→ Prompt
Count lines holding the word "omega". Only the number is wanted.

→ Exercise materials
-- BEGIN --

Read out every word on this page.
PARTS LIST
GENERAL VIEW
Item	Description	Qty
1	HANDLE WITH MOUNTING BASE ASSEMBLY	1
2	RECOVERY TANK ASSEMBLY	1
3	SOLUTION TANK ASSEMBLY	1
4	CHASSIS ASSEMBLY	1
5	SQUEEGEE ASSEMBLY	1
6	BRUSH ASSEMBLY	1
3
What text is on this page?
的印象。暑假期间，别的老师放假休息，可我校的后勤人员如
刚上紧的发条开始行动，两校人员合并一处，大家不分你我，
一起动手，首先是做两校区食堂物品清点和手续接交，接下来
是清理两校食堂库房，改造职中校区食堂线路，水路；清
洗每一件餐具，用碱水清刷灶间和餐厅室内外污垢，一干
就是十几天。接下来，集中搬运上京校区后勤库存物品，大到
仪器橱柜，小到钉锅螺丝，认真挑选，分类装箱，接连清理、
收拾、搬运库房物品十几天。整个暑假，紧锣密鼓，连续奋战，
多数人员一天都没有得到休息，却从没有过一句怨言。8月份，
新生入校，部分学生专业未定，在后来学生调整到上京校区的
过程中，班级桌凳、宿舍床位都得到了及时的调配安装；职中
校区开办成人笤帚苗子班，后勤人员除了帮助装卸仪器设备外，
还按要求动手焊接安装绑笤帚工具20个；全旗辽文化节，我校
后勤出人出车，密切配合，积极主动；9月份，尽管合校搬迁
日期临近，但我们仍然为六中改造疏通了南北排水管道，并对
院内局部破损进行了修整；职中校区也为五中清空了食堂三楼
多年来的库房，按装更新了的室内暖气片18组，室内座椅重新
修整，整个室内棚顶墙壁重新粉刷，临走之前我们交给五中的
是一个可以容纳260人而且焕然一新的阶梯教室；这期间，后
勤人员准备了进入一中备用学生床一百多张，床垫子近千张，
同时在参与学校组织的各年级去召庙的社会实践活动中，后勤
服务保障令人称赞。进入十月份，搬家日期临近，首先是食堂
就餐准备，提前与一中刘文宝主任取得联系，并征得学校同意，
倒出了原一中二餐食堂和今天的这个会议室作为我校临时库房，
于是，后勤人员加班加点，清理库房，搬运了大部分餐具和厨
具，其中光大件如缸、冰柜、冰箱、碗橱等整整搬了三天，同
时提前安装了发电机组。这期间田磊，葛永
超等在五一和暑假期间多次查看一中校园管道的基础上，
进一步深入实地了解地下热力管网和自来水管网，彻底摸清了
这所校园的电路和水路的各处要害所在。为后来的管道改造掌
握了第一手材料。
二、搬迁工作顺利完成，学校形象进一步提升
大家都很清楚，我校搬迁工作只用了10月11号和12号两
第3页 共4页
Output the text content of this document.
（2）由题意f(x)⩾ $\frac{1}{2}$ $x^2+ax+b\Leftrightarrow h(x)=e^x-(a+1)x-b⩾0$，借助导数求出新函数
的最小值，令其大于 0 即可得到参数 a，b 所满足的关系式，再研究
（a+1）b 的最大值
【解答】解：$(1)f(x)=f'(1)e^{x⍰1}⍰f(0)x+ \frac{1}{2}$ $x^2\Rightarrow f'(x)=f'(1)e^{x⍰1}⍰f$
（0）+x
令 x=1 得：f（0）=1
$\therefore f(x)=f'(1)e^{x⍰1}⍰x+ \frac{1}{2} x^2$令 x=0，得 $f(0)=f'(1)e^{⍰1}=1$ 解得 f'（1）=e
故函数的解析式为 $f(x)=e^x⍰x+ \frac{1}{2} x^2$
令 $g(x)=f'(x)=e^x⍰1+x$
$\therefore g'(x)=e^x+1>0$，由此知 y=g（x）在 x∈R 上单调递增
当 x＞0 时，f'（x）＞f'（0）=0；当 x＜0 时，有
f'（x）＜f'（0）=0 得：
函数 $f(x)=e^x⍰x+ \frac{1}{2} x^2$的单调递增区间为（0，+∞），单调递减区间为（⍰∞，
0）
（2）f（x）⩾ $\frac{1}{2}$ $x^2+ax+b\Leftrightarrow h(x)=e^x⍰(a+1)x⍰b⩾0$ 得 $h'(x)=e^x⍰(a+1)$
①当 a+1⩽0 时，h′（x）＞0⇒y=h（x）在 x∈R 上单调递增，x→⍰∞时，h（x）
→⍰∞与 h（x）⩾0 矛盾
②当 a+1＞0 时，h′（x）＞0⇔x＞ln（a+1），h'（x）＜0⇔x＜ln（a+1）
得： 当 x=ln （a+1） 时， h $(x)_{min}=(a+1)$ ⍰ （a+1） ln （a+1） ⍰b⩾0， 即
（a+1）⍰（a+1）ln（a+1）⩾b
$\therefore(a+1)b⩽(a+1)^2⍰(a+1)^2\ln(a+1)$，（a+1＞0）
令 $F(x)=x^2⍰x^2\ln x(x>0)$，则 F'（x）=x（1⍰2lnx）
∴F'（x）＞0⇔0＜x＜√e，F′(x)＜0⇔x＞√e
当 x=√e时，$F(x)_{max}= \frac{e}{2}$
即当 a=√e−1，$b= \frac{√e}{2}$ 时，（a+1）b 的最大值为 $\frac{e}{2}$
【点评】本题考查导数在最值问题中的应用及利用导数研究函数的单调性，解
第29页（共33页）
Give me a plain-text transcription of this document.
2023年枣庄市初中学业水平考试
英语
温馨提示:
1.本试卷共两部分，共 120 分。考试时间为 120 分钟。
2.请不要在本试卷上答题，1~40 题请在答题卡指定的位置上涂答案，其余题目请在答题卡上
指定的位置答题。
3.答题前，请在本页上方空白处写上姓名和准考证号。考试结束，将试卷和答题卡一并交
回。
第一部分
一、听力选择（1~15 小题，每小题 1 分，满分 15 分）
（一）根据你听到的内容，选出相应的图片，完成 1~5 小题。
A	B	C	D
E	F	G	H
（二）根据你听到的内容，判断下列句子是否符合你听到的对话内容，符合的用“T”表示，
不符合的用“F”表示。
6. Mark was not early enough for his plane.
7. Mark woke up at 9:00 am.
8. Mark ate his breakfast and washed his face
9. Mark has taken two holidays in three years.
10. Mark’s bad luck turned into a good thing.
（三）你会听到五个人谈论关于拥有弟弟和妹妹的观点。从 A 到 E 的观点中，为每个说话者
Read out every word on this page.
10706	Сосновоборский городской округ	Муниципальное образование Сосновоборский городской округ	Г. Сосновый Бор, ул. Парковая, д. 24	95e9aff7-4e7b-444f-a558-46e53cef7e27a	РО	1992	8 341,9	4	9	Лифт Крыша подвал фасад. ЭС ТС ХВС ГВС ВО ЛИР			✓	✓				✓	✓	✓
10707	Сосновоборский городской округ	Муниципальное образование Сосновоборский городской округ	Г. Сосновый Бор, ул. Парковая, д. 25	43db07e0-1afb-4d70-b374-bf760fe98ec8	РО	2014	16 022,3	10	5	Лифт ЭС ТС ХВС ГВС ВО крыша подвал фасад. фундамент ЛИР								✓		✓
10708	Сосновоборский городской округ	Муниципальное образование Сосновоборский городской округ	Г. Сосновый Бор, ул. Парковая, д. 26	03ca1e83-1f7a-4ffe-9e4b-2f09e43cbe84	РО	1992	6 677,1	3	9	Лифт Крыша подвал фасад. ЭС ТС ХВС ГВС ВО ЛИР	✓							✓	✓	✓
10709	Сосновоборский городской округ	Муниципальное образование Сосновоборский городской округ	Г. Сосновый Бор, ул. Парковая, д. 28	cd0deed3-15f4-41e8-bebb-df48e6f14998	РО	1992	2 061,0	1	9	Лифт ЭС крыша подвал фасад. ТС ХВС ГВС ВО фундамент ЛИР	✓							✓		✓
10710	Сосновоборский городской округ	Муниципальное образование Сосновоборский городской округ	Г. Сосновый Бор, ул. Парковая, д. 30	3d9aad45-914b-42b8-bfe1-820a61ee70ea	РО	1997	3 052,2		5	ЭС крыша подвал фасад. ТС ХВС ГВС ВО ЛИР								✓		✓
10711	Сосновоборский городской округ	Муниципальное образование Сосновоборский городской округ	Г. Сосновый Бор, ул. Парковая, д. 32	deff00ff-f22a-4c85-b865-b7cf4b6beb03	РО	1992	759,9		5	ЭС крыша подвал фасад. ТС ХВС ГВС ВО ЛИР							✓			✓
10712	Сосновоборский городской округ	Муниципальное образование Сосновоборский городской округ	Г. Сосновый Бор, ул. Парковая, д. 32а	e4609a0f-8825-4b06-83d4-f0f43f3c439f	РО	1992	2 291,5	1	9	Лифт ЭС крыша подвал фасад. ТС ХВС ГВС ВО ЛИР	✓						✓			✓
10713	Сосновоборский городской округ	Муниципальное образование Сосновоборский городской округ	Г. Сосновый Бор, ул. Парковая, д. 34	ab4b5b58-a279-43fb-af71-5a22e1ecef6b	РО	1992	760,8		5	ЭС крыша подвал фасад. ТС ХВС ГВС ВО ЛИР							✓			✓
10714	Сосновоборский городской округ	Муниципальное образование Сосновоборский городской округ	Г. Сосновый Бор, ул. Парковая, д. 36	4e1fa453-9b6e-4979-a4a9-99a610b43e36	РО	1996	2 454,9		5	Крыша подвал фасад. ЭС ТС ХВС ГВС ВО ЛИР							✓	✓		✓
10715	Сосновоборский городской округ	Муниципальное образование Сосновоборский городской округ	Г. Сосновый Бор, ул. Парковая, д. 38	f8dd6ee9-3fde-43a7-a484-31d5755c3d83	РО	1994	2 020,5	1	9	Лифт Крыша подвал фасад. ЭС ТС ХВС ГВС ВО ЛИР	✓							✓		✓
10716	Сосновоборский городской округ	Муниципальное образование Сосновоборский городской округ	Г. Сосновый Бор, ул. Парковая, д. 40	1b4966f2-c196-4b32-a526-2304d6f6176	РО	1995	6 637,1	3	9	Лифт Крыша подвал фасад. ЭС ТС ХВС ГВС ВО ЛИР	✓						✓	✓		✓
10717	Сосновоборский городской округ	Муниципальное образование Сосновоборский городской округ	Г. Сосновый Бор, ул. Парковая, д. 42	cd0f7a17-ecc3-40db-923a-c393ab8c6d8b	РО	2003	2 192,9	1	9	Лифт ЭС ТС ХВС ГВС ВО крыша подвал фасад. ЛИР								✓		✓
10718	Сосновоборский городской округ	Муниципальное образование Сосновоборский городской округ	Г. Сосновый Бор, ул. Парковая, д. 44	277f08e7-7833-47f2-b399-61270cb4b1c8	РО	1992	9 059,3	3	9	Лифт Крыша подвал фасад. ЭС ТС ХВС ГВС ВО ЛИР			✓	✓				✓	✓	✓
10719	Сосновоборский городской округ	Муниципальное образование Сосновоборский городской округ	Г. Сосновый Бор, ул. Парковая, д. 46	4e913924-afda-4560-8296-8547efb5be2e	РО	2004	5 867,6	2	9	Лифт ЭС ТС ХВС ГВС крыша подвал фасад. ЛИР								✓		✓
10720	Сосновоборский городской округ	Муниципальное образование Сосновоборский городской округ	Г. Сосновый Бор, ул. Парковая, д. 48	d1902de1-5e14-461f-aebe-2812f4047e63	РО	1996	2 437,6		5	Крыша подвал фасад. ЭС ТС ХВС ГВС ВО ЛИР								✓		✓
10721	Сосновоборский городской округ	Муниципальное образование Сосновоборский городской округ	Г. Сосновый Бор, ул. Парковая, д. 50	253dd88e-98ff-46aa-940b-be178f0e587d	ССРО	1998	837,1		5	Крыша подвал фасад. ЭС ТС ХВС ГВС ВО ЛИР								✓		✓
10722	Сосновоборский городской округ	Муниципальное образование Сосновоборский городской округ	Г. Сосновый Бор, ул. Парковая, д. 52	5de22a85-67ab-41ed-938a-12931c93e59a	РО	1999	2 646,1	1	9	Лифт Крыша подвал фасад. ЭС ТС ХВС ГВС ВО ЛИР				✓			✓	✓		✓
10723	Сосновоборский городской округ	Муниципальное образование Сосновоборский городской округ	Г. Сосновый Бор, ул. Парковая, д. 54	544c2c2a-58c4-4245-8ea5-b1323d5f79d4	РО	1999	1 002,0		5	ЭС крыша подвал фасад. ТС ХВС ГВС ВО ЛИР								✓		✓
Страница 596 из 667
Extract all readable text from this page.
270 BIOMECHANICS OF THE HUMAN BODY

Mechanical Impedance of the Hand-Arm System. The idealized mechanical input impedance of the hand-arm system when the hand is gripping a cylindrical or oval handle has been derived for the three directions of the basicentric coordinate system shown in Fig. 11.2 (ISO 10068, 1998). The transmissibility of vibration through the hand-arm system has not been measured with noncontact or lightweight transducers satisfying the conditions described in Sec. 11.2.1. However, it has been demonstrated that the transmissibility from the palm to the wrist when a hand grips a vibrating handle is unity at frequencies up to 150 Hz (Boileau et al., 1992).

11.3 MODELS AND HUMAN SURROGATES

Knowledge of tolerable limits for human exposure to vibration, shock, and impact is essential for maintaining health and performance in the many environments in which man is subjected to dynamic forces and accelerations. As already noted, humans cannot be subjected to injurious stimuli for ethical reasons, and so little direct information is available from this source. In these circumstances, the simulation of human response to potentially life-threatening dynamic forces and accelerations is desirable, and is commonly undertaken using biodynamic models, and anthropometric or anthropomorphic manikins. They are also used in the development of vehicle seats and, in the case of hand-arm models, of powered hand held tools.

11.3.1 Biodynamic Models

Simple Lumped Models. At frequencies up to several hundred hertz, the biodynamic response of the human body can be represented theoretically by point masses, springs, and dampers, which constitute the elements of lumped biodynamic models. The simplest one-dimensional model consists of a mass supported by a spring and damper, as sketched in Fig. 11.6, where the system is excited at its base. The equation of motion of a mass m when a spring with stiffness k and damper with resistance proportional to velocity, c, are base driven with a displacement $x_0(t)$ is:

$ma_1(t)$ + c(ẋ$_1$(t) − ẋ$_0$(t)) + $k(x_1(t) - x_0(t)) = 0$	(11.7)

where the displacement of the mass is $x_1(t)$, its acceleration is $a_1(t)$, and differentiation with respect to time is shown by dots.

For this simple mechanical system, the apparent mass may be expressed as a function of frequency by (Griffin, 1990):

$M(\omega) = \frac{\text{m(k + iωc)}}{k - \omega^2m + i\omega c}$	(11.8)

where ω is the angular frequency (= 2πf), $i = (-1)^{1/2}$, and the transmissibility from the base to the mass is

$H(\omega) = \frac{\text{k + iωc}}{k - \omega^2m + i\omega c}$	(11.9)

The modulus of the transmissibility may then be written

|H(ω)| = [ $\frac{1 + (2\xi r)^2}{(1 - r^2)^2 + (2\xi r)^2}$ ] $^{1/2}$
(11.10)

-- END --

→ Answer to the task
2